Start of RECORDS TO USE
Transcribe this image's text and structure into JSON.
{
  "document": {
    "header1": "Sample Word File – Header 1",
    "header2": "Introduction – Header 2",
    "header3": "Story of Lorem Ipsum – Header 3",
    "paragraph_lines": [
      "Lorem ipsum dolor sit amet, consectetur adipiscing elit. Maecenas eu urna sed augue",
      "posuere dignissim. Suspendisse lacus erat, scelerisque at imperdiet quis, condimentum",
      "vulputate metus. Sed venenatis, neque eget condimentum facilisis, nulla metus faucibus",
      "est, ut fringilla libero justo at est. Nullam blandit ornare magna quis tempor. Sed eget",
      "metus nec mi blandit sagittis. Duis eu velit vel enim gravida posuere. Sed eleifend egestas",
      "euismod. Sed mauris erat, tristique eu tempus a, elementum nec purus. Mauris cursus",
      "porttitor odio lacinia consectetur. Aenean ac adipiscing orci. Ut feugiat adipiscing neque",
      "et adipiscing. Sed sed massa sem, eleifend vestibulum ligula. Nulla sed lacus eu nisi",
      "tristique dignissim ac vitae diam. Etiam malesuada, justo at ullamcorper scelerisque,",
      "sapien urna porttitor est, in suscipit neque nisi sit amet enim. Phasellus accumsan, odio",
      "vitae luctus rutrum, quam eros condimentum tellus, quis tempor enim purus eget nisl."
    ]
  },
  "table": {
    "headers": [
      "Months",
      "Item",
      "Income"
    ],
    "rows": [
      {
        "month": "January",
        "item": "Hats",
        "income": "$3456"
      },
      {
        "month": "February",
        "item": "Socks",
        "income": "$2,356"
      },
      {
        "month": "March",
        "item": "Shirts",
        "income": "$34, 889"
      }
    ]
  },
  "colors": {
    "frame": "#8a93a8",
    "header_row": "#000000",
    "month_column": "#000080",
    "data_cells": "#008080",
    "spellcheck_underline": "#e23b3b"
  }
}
End of RECORDS TO USE
TASK BRIEF:
Your answer should be one number: how many lines of the listing include the word "justo".

WRITTEN ANSWER:
2